____ DATA PROVIDED

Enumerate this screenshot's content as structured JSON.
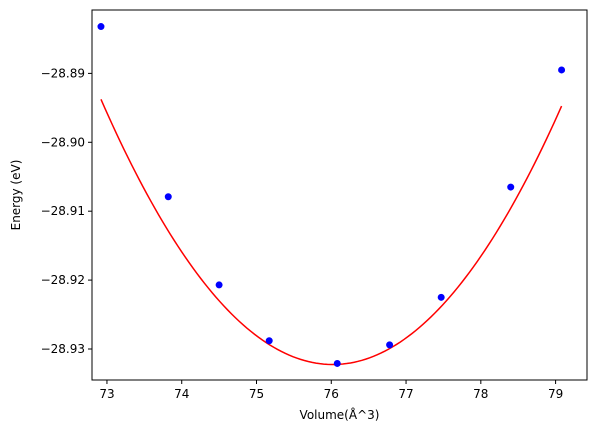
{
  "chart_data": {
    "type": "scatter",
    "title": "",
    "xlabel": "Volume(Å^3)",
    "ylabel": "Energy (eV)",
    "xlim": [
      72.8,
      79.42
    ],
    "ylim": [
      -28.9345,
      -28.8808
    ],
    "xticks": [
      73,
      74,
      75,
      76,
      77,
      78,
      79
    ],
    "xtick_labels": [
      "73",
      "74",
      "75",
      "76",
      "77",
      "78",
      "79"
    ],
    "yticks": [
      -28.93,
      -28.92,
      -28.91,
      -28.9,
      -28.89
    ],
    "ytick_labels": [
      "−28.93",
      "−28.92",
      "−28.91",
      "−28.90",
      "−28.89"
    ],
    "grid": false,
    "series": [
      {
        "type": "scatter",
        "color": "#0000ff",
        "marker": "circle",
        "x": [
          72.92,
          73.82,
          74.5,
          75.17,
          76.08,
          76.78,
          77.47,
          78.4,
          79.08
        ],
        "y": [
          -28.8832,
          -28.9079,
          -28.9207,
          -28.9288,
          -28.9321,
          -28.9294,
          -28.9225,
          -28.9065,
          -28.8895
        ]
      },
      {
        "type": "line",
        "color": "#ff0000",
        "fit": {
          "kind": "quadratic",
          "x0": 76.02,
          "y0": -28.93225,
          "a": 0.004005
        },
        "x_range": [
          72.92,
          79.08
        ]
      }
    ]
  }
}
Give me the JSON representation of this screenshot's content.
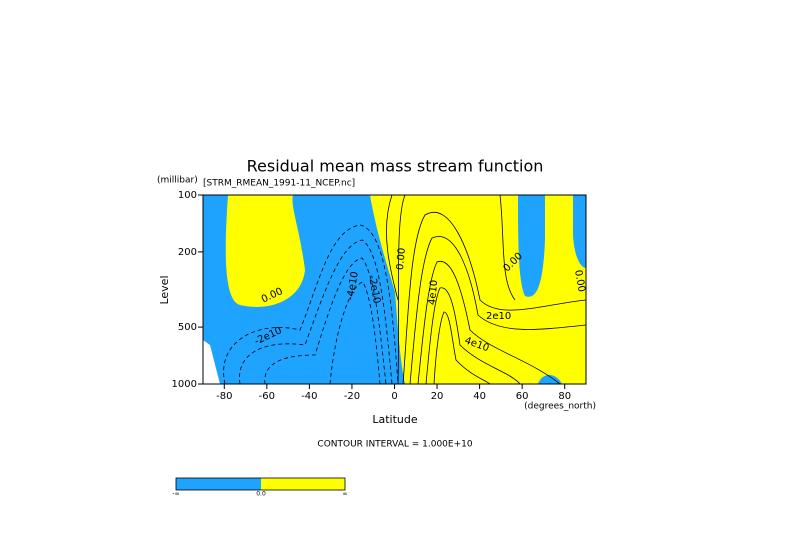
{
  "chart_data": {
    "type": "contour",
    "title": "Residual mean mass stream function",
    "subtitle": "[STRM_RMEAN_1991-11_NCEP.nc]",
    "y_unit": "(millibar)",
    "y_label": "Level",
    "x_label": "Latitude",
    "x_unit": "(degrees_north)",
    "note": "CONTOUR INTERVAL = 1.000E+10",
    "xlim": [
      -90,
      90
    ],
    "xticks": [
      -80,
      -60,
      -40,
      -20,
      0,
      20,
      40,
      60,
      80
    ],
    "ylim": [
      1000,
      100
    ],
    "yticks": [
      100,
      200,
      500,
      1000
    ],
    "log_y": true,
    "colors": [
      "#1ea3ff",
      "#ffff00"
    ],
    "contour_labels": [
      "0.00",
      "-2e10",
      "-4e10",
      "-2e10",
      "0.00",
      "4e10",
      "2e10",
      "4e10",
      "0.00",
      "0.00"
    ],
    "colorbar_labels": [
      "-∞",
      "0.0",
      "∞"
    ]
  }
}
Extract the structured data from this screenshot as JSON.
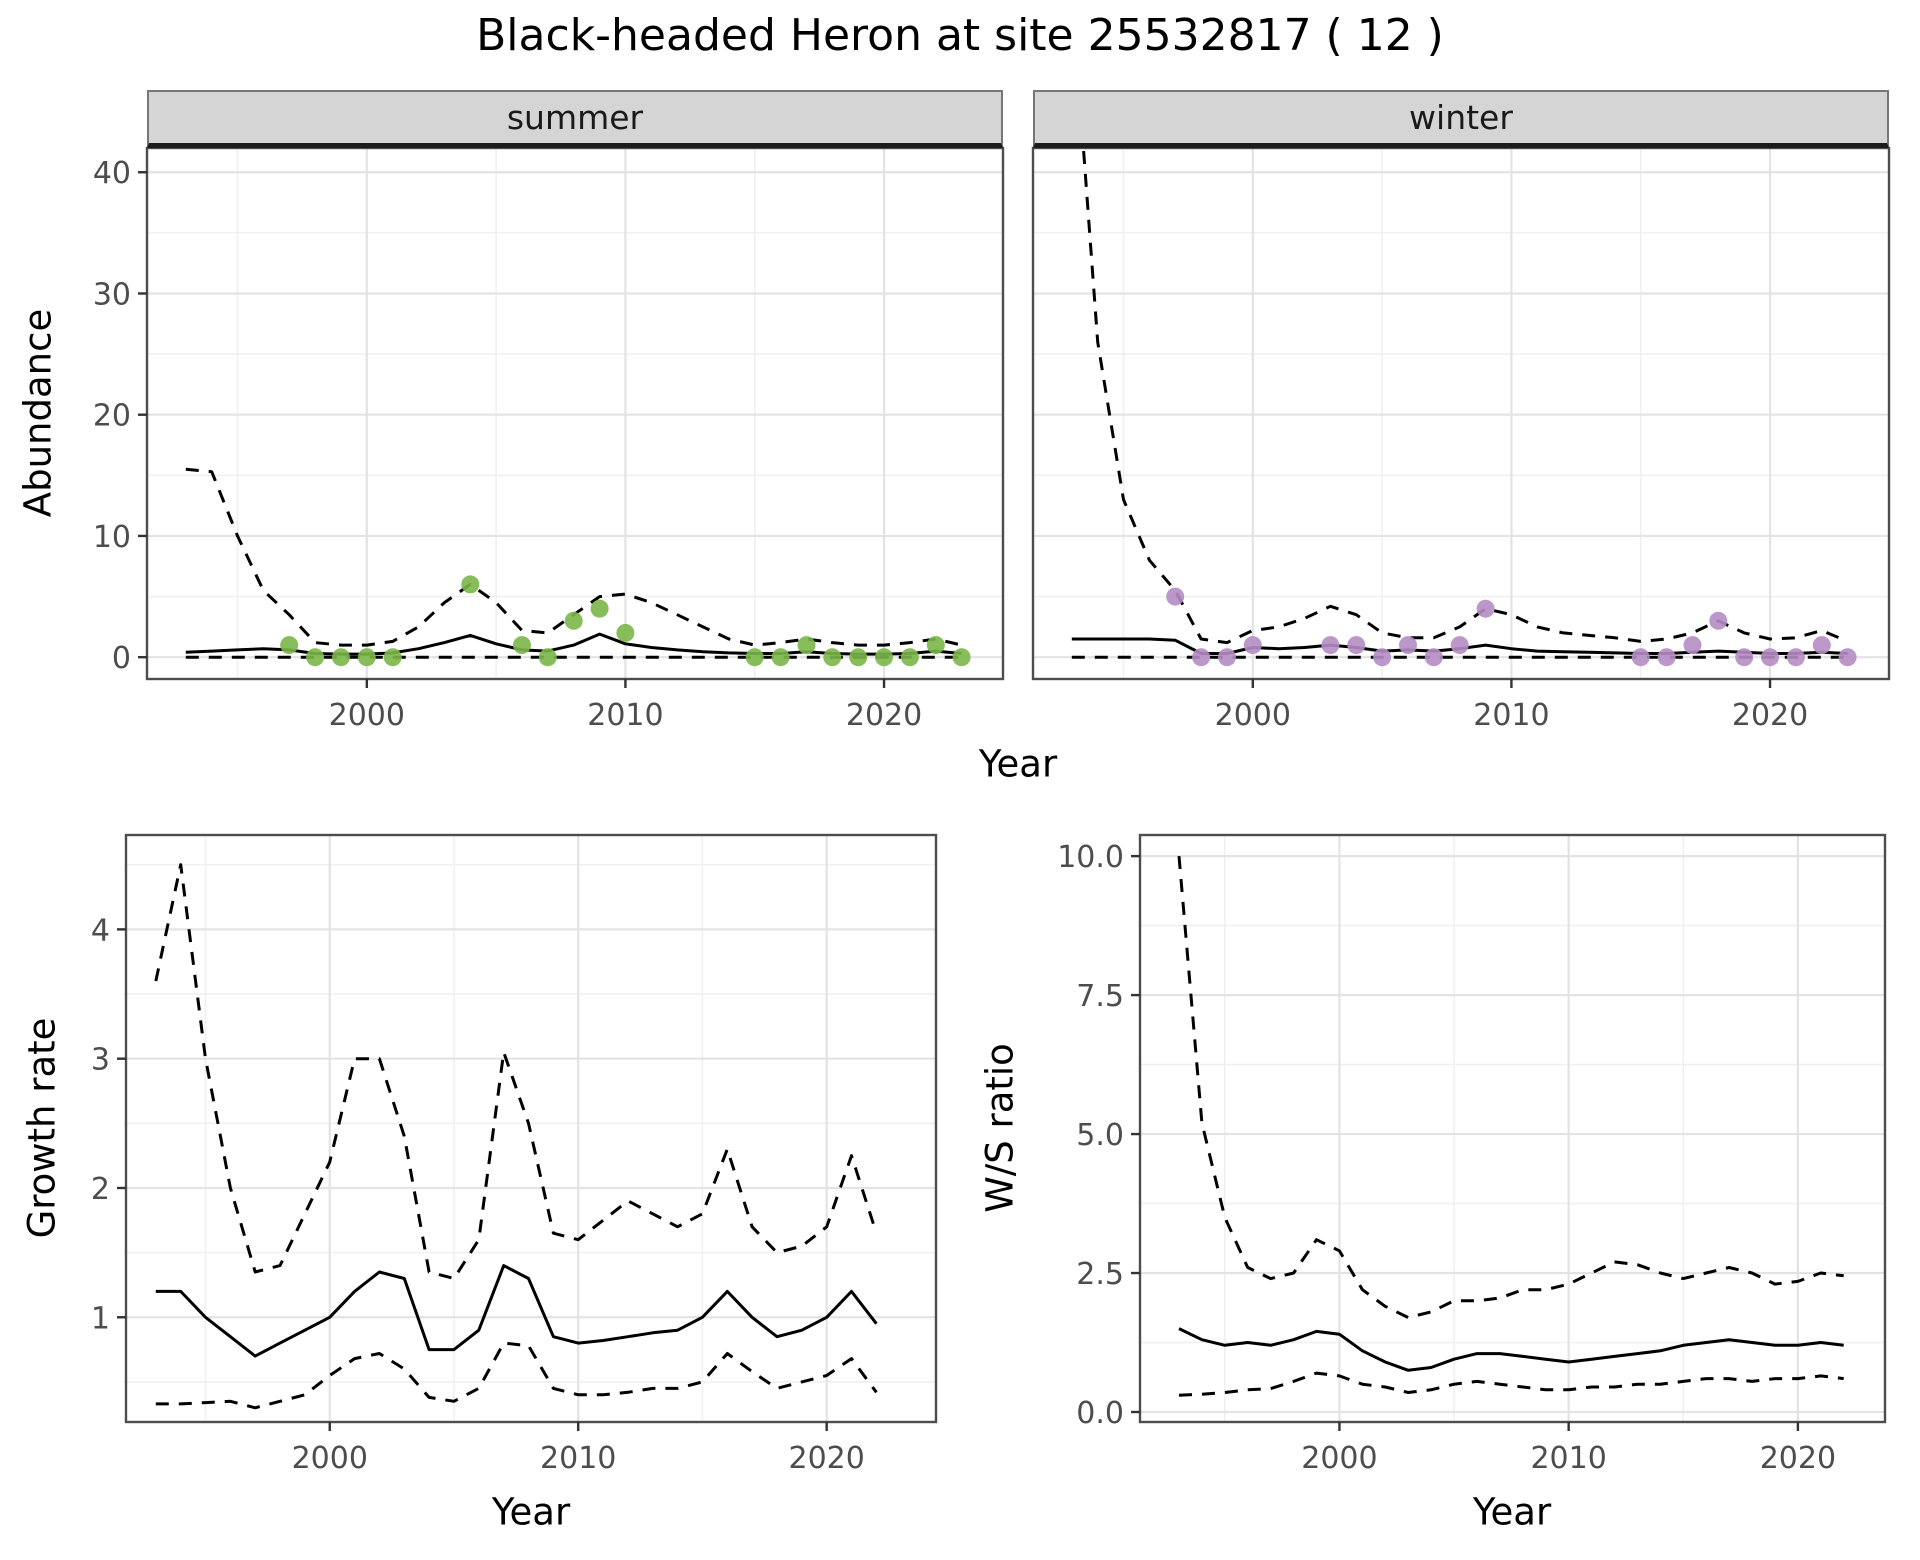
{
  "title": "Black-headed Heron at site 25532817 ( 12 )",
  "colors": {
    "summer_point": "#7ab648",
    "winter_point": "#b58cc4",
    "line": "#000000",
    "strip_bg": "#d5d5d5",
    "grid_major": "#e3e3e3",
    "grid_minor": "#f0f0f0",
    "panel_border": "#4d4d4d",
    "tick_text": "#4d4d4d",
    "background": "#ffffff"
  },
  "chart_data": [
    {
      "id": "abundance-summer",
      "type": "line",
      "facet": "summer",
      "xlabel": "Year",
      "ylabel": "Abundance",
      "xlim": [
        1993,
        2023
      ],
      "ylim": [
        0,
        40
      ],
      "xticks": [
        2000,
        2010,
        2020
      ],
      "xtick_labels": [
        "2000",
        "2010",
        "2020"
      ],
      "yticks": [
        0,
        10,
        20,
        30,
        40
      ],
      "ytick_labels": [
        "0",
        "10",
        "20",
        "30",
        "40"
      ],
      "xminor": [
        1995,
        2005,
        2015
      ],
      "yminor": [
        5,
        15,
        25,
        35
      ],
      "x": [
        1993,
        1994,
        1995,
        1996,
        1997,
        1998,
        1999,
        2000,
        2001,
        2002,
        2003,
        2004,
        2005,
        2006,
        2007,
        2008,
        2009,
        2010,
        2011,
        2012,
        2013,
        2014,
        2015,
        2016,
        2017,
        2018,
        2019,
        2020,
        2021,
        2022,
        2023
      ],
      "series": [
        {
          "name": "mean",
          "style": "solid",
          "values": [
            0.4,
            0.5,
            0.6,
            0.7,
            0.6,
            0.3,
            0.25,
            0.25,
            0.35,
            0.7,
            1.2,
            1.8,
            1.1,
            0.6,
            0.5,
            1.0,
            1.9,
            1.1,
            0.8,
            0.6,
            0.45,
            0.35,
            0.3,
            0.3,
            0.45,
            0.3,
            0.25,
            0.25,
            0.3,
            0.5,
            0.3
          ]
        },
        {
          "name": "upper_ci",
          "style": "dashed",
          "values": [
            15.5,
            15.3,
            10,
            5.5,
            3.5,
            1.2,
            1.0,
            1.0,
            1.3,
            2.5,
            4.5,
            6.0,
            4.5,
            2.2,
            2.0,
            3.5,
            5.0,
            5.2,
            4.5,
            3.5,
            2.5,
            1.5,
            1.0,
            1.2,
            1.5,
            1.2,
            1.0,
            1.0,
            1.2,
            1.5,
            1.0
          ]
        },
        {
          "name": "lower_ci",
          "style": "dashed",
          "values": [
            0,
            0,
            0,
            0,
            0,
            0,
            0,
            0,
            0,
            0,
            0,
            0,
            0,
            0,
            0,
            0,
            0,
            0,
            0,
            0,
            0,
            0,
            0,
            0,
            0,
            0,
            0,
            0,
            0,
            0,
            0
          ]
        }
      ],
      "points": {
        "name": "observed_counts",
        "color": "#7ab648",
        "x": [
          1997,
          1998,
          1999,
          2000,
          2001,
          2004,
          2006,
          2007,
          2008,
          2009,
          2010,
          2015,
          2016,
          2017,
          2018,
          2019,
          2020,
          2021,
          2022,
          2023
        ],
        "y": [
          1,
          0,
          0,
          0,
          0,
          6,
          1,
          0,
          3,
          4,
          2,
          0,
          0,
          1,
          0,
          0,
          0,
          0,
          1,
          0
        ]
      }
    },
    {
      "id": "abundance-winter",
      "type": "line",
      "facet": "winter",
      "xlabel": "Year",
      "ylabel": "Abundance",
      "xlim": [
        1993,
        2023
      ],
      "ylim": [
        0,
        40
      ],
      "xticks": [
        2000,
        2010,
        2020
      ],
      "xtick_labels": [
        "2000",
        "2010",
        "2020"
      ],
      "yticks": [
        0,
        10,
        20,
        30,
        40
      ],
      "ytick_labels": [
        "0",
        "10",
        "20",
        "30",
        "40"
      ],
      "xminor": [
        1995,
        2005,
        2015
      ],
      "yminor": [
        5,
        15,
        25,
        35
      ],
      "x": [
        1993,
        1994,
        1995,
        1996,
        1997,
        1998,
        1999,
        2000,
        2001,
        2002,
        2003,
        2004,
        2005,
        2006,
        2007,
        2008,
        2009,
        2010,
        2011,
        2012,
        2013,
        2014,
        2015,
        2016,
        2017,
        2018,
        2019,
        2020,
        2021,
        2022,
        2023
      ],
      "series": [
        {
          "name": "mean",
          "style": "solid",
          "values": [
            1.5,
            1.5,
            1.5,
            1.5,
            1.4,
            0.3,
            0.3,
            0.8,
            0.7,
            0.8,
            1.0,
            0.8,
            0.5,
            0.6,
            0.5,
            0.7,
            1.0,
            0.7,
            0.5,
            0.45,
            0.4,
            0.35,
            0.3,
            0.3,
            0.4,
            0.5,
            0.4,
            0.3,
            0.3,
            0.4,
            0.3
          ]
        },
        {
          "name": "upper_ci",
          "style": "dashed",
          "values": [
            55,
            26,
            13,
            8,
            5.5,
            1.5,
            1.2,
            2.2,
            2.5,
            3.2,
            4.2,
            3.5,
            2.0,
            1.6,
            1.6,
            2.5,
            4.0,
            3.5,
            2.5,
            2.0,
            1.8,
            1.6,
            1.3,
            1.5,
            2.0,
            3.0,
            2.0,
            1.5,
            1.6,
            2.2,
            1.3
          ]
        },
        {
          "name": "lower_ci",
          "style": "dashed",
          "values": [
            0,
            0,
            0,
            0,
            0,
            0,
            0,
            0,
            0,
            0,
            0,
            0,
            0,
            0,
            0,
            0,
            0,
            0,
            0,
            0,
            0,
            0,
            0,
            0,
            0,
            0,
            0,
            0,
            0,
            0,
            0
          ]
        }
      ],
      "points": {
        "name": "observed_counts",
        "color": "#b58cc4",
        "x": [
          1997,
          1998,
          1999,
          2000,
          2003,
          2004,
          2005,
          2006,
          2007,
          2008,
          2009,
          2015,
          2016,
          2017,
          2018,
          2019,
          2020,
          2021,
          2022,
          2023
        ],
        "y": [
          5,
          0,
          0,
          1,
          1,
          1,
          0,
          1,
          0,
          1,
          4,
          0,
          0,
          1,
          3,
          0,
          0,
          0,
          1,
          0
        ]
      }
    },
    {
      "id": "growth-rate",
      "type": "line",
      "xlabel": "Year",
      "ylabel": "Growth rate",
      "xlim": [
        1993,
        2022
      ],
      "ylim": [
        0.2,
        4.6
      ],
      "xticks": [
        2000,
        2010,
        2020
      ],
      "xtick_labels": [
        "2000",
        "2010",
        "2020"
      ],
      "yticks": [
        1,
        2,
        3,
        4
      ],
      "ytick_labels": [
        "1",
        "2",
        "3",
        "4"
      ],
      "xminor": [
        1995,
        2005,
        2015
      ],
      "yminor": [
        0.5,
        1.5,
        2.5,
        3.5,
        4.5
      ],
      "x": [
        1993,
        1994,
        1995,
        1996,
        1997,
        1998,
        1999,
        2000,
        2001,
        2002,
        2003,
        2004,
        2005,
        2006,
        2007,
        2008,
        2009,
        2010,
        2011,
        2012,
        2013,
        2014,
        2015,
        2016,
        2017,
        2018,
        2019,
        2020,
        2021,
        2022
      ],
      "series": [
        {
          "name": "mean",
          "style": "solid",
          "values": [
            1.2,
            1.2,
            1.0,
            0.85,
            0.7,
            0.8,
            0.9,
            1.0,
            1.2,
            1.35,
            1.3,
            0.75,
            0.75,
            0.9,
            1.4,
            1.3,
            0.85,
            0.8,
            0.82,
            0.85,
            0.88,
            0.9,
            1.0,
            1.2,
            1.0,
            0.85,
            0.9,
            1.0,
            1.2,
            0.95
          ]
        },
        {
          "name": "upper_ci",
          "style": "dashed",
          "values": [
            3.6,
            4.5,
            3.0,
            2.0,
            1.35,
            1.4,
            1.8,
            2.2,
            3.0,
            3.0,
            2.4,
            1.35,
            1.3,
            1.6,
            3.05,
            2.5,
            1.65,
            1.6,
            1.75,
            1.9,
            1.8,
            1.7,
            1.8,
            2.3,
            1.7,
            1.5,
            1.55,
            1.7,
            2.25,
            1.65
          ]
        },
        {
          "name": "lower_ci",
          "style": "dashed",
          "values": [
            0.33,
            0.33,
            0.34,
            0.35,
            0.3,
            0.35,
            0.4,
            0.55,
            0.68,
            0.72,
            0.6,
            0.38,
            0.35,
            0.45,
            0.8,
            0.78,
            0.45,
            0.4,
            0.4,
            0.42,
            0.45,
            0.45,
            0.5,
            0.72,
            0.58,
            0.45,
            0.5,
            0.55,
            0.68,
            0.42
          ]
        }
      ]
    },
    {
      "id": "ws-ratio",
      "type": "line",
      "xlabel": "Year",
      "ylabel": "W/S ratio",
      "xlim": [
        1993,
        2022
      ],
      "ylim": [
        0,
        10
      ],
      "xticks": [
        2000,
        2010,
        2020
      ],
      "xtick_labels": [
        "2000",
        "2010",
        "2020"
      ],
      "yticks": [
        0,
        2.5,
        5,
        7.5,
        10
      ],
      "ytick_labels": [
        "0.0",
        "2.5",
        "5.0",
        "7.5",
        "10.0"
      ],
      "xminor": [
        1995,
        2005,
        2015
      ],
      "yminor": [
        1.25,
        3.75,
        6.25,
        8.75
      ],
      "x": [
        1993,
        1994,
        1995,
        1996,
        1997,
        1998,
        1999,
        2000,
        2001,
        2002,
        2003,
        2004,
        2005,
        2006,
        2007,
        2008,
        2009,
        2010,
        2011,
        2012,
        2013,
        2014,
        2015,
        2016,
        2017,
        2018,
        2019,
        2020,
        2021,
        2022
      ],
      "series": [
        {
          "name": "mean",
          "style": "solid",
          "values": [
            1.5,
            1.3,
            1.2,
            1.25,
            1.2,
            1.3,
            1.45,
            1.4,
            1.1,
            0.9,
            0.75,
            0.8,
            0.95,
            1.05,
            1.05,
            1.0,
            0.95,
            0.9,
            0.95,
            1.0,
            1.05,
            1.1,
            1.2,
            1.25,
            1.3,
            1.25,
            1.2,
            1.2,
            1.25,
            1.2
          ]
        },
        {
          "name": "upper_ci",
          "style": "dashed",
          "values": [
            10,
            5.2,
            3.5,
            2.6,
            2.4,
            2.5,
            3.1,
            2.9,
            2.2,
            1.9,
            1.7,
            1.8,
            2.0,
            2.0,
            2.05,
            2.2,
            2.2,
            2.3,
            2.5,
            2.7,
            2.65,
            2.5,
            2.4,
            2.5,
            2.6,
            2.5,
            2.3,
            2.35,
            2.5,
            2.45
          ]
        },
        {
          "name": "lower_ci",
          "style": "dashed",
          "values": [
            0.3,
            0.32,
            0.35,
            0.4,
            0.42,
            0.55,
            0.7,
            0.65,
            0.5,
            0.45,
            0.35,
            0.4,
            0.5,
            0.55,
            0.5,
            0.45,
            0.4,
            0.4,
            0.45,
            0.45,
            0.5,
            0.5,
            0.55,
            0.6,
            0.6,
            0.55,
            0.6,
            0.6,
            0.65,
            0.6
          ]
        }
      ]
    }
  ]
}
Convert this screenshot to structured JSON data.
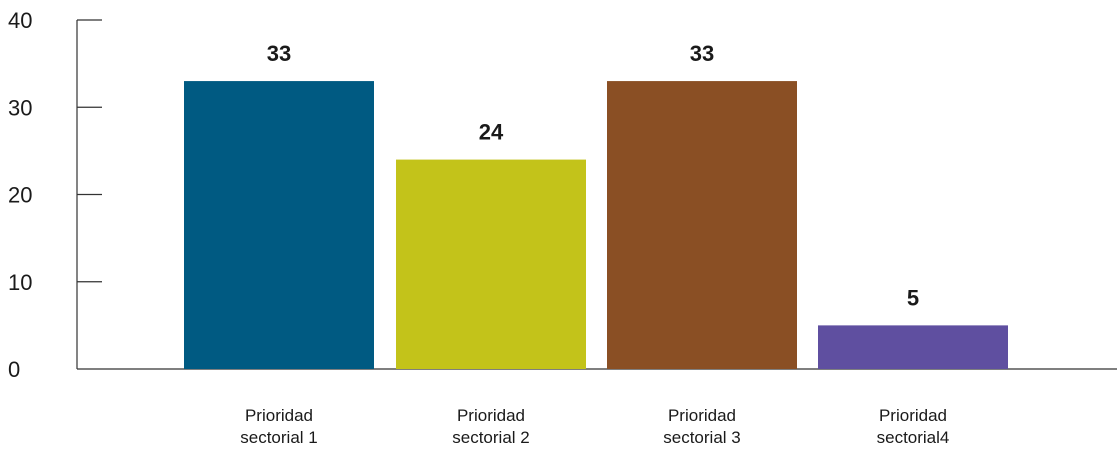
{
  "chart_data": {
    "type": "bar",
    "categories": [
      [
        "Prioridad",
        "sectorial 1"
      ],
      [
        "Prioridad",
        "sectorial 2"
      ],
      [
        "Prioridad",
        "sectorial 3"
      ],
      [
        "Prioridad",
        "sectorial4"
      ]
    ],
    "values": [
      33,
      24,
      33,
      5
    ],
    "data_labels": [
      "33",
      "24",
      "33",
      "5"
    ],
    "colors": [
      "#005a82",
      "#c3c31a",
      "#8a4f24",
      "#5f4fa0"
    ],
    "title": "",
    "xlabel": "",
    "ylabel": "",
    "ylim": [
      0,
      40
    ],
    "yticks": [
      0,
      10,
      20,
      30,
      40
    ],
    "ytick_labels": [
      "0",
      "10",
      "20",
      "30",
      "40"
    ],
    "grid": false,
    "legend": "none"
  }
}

________

WRITTEN EXERCISE: Reproduce precisely the lines of the listing above, from the line containing "Convert this screenshot" to the last line, both ends included. Pictures are to be omitted.

ANSWER IN FULL:
Convert this screenshot to structured JSON data.
{
  "chart_data": {
    "type": "bar",
    "categories": [
      [
        "Prioridad",
        "sectorial 1"
      ],
      [
        "Prioridad",
        "sectorial 2"
      ],
      [
        "Prioridad",
        "sectorial 3"
      ],
      [
        "Prioridad",
        "sectorial4"
      ]
    ],
    "values": [
      33,
      24,
      33,
      5
    ],
    "data_labels": [
      "33",
      "24",
      "33",
      "5"
    ],
    "colors": [
      "#005a82",
      "#c3c31a",
      "#8a4f24",
      "#5f4fa0"
    ],
    "title": "",
    "xlabel": "",
    "ylabel": "",
    "ylim": [
      0,
      40
    ],
    "yticks": [
      0,
      10,
      20,
      30,
      40
    ],
    "ytick_labels": [
      "0",
      "10",
      "20",
      "30",
      "40"
    ],
    "grid": false,
    "legend": "none"
  }
}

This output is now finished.